- **AIM OF THE TASK**
Find each line with "JSON" and copy it.

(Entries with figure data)

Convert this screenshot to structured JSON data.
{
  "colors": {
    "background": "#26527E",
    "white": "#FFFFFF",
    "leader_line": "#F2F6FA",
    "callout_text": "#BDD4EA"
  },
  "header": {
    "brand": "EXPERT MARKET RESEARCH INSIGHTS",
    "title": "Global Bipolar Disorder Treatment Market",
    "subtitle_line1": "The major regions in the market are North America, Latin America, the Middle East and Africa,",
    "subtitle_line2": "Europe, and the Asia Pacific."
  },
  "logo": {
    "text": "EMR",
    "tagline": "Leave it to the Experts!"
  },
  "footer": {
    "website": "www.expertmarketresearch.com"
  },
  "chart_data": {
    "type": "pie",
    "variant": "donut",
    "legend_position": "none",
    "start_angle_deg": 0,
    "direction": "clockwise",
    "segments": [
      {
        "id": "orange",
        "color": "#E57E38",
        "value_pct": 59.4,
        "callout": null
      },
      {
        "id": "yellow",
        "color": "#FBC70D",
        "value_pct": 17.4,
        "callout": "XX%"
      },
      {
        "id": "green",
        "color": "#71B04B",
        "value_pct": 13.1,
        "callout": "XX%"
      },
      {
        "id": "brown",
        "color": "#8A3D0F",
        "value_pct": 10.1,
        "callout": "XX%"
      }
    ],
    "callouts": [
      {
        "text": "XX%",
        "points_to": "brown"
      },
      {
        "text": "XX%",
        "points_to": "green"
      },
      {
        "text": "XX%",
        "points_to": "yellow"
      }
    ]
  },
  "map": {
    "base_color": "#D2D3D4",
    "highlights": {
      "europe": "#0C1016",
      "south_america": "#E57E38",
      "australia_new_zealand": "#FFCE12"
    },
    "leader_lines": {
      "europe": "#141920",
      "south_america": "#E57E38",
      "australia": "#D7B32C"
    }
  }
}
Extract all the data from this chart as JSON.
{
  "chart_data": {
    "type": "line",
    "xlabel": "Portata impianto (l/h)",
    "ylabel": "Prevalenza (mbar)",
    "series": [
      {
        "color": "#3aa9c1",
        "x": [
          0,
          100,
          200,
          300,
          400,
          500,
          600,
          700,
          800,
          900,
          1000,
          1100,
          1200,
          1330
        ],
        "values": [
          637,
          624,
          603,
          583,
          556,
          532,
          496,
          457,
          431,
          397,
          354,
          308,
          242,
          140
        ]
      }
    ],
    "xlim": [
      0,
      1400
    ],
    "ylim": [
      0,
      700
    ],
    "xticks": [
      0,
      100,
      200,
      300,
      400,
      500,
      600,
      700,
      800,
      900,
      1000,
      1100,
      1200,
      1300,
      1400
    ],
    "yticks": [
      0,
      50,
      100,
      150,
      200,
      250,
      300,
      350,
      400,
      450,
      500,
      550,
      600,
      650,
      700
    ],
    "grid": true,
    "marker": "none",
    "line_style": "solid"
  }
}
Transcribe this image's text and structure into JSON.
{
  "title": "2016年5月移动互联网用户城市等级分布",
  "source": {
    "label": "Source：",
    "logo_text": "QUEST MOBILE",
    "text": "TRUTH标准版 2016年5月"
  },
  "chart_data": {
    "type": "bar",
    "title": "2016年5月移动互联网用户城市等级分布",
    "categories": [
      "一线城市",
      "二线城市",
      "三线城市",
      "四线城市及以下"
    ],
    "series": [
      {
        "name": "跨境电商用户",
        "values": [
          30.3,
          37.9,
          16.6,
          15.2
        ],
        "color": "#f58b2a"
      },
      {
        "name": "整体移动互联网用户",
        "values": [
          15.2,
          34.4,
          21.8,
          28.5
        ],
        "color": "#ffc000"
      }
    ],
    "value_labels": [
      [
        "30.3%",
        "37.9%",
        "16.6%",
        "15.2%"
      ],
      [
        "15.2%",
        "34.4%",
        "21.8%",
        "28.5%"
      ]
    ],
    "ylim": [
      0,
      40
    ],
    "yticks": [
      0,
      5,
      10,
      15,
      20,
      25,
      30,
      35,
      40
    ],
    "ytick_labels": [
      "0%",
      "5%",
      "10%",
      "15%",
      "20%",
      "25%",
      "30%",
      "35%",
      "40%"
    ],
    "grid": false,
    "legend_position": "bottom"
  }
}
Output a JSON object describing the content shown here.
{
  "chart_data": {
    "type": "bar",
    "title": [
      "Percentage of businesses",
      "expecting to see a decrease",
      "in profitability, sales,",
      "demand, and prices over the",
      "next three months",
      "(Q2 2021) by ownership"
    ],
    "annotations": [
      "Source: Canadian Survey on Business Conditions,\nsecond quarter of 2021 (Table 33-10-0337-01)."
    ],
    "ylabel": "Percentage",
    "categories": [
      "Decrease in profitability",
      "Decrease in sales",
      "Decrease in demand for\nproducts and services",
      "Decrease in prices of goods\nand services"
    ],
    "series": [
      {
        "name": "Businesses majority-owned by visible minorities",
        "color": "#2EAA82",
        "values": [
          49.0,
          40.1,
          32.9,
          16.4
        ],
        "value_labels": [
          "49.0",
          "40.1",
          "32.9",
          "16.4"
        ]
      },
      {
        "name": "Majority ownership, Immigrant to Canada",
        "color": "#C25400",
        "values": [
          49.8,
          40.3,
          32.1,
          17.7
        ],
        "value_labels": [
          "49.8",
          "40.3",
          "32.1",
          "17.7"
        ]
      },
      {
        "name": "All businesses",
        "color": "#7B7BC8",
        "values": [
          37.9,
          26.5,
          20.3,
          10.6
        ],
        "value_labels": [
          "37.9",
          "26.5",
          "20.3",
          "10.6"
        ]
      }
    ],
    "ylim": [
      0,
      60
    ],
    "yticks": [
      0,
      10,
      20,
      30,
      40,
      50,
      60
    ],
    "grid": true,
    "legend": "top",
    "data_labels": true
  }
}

- **SOLUTION FOR THIS TASK**
Convert this screenshot to structured JSON data.
Extract all the data from this chart as JSON.
Transcribe this image's text and structure into JSON.
Output a JSON object describing the content shown here.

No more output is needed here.